Data records
════

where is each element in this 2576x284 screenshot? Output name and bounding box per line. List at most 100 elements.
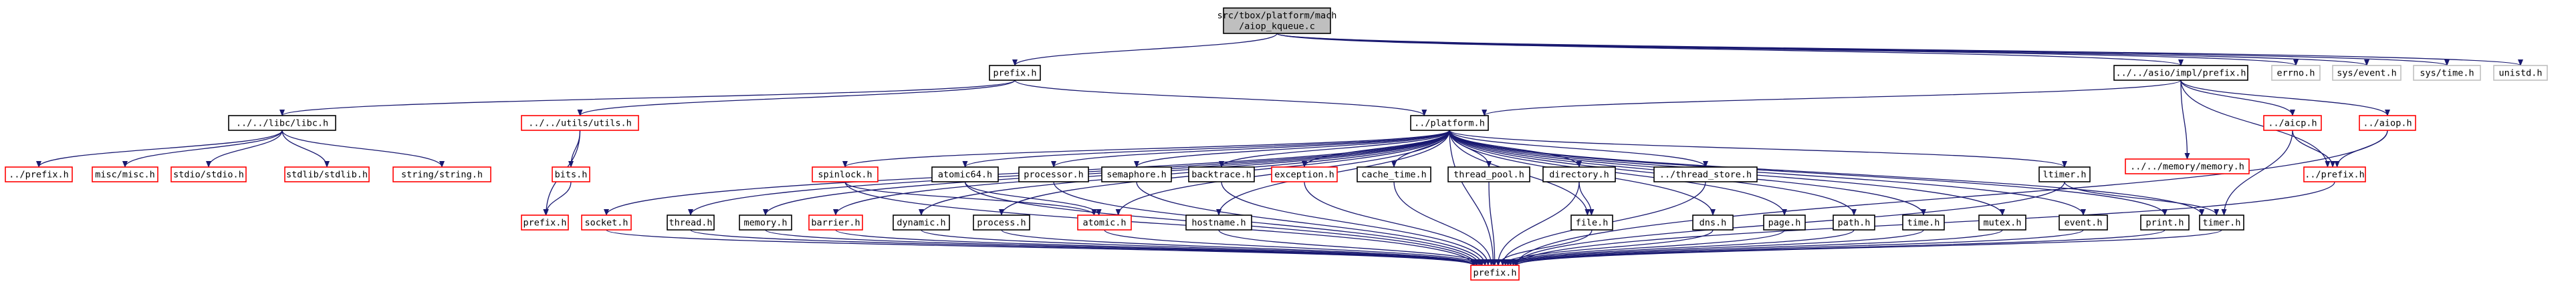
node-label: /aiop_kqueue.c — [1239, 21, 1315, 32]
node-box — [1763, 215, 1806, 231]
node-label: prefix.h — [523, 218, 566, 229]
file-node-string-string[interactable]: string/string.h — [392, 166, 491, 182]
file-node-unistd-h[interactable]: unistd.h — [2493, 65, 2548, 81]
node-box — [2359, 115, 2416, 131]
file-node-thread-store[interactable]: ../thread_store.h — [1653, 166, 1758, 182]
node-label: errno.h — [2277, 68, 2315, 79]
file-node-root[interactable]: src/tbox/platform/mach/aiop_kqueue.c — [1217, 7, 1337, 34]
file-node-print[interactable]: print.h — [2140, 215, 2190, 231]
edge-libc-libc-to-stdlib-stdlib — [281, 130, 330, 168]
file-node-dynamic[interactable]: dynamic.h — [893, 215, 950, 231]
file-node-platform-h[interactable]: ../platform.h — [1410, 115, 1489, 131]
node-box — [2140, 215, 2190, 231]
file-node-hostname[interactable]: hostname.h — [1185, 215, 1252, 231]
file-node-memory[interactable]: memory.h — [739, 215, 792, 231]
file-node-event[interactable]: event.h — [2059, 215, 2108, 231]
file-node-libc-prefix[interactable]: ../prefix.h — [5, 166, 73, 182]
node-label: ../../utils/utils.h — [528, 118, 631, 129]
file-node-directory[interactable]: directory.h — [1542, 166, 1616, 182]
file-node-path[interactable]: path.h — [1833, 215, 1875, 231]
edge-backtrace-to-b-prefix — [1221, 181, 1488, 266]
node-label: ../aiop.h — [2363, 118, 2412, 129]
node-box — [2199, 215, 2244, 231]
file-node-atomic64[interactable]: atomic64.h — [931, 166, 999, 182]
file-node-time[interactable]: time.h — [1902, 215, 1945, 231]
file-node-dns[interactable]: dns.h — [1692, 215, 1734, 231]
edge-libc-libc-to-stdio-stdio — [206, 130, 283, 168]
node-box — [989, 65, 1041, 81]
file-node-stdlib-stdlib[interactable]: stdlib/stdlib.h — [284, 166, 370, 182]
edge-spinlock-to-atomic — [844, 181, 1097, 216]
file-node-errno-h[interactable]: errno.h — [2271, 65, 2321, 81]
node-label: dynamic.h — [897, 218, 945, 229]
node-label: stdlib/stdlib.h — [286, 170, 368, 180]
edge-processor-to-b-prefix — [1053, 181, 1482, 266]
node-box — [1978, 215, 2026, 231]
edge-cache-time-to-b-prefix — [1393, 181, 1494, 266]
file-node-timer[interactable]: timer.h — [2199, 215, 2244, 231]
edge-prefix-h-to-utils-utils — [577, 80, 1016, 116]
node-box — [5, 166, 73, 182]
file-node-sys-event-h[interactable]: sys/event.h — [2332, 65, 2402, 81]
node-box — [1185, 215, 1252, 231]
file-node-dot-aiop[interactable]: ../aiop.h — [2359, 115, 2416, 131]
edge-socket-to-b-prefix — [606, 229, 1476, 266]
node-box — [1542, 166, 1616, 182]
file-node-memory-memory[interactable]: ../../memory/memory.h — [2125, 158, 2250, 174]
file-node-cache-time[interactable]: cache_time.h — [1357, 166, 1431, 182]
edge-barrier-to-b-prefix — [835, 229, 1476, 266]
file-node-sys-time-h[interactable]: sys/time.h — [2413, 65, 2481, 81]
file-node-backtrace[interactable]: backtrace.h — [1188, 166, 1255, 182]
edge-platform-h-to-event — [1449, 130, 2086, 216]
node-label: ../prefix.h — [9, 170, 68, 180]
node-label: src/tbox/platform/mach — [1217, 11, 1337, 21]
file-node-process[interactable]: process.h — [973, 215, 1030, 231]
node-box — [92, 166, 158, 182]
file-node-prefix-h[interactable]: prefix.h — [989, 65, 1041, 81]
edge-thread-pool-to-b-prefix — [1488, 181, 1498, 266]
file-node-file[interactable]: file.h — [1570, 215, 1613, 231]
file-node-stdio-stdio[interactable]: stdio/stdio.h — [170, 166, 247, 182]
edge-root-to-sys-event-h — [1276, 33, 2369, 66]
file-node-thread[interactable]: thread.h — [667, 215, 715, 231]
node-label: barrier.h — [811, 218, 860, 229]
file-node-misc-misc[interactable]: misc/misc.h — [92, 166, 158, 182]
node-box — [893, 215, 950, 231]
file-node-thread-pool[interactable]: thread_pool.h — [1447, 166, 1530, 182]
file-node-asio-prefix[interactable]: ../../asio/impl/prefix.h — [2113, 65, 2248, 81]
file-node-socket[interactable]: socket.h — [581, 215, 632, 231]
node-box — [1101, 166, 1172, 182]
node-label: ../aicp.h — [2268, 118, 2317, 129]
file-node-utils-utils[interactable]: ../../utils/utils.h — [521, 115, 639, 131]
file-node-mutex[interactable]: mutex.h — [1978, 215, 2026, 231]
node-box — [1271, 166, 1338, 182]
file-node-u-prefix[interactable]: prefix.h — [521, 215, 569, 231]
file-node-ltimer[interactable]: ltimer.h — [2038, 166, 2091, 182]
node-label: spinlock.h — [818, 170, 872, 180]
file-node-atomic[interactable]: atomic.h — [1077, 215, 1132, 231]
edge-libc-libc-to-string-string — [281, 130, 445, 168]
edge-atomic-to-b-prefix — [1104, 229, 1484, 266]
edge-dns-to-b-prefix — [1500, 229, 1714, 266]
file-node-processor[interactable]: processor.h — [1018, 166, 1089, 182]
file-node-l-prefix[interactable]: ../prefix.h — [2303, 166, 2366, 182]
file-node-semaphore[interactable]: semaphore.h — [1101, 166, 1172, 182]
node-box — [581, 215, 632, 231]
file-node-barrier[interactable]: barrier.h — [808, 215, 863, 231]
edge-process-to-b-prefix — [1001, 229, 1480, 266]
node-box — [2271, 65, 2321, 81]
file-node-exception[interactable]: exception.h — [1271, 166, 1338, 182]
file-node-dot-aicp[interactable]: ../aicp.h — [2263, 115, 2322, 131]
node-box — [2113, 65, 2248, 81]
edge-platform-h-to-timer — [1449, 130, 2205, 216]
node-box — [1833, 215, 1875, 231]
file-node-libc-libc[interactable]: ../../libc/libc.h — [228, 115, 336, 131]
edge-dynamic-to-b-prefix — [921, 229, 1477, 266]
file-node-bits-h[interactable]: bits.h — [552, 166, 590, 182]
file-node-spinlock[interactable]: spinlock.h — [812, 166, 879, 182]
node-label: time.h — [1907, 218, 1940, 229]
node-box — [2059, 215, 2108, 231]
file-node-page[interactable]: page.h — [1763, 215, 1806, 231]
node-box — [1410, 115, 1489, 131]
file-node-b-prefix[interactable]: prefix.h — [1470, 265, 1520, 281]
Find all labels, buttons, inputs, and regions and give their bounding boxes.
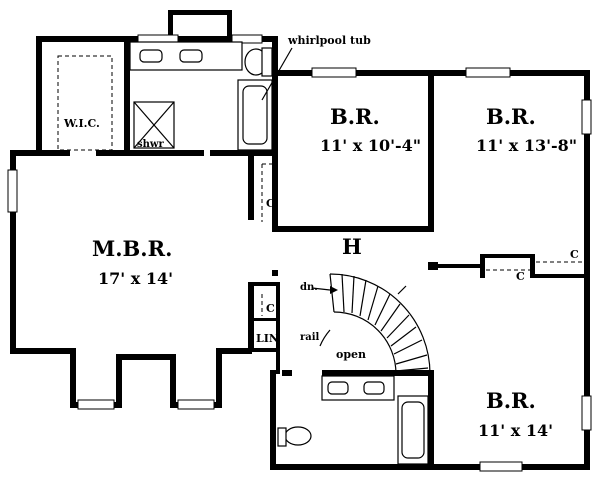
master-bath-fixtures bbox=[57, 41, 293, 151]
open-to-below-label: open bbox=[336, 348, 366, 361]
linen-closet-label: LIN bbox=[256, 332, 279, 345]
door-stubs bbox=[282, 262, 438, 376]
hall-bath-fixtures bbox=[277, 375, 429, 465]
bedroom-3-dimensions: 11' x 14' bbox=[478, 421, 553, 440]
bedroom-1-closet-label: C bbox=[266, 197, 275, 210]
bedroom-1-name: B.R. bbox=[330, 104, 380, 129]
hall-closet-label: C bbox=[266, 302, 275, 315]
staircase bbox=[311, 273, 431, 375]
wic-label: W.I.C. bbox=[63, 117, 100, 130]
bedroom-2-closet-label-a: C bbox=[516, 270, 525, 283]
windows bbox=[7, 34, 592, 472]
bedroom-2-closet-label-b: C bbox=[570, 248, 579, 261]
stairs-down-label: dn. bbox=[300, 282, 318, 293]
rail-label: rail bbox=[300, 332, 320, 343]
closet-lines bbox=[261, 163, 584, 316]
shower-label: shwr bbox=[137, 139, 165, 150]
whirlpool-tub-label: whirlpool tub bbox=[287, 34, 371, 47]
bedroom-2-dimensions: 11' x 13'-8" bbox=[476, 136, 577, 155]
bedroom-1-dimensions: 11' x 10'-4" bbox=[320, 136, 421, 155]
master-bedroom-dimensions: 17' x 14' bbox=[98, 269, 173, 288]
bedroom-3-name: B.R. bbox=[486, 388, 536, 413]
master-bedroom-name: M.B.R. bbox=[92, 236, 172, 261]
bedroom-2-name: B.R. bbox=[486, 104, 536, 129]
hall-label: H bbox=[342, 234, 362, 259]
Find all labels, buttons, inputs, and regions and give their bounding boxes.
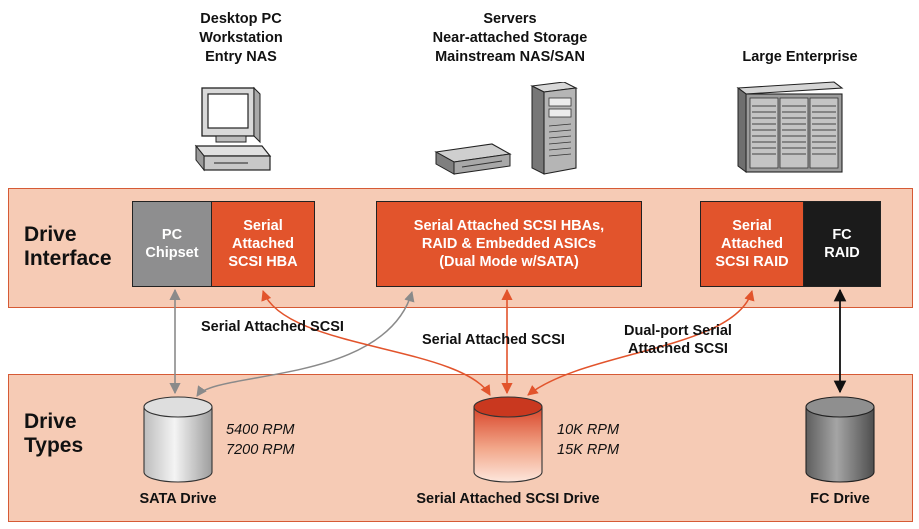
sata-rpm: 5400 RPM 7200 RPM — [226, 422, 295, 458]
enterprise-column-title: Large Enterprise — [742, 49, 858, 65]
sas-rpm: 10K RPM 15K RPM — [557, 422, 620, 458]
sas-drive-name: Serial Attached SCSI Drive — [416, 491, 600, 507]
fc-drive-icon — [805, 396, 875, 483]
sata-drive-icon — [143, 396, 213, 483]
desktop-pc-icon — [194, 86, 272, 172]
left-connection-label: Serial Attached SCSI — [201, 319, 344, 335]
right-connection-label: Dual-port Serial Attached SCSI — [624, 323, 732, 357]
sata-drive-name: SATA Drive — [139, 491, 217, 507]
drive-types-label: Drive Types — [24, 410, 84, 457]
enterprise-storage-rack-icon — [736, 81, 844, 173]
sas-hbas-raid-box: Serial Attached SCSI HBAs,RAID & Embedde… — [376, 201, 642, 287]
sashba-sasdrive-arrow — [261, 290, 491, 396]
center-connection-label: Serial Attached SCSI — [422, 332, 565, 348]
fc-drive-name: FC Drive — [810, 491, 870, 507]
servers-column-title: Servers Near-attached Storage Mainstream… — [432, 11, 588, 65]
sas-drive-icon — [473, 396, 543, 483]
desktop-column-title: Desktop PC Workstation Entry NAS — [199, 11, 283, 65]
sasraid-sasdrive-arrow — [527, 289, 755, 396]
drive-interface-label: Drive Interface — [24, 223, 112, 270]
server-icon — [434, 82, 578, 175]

════

> To be done
Quote the rows verbatim, starting at the line containing "node-label: /aiop_kqueue.c —" and ending with the line containing "node-box — [5, 166, 73, 182]".

> Solution for this exercise
node-label: /aiop_kqueue.c — [1239, 21, 1315, 32]
node-box — [1763, 215, 1806, 231]
node-label: prefix.h — [523, 218, 566, 229]
file-node-string-string[interactable]: string/string.h — [392, 166, 491, 182]
file-node-unistd-h[interactable]: unistd.h — [2493, 65, 2548, 81]
node-box — [2359, 115, 2416, 131]
file-node-thread-store[interactable]: ../thread_store.h — [1653, 166, 1758, 182]
node-label: errno.h — [2277, 68, 2315, 79]
file-node-root[interactable]: src/tbox/platform/mach/aiop_kqueue.c — [1217, 7, 1337, 34]
file-node-print[interactable]: print.h — [2140, 215, 2190, 231]
edge-libc-libc-to-stdlib-stdlib — [281, 130, 330, 168]
file-node-dynamic[interactable]: dynamic.h — [893, 215, 950, 231]
file-node-platform-h[interactable]: ../platform.h — [1410, 115, 1489, 131]
node-box — [2140, 215, 2190, 231]
file-node-hostname[interactable]: hostname.h — [1185, 215, 1252, 231]
file-node-memory[interactable]: memory.h — [739, 215, 792, 231]
file-node-event[interactable]: event.h — [2059, 215, 2108, 231]
file-node-libc-prefix[interactable]: ../prefix.h — [5, 166, 73, 182]
node-label: ../../utils/utils.h — [528, 118, 631, 129]
file-node-directory[interactable]: directory.h — [1542, 166, 1616, 182]
file-node-path[interactable]: path.h — [1833, 215, 1875, 231]
edge-backtrace-to-b-prefix — [1221, 181, 1488, 266]
node-label: ../aiop.h — [2363, 118, 2412, 129]
node-box — [2199, 215, 2244, 231]
file-node-atomic64[interactable]: atomic64.h — [931, 166, 999, 182]
file-node-time[interactable]: time.h — [1902, 215, 1945, 231]
file-node-dns[interactable]: dns.h — [1692, 215, 1734, 231]
edge-libc-libc-to-stdio-stdio — [206, 130, 283, 168]
node-box — [989, 65, 1041, 81]
file-node-stdlib-stdlib[interactable]: stdlib/stdlib.h — [284, 166, 370, 182]
edge-spinlock-to-atomic — [844, 181, 1097, 216]
file-node-errno-h[interactable]: errno.h — [2271, 65, 2321, 81]
node-label: dynamic.h — [897, 218, 945, 229]
node-label: stdlib/stdlib.h — [286, 170, 368, 180]
edge-processor-to-b-prefix — [1053, 181, 1482, 266]
node-box — [1978, 215, 2026, 231]
edge-cache-time-to-b-prefix — [1393, 181, 1494, 266]
file-node-timer[interactable]: timer.h — [2199, 215, 2244, 231]
edge-prefix-h-to-utils-utils — [577, 80, 1016, 116]
node-box — [5, 166, 73, 182]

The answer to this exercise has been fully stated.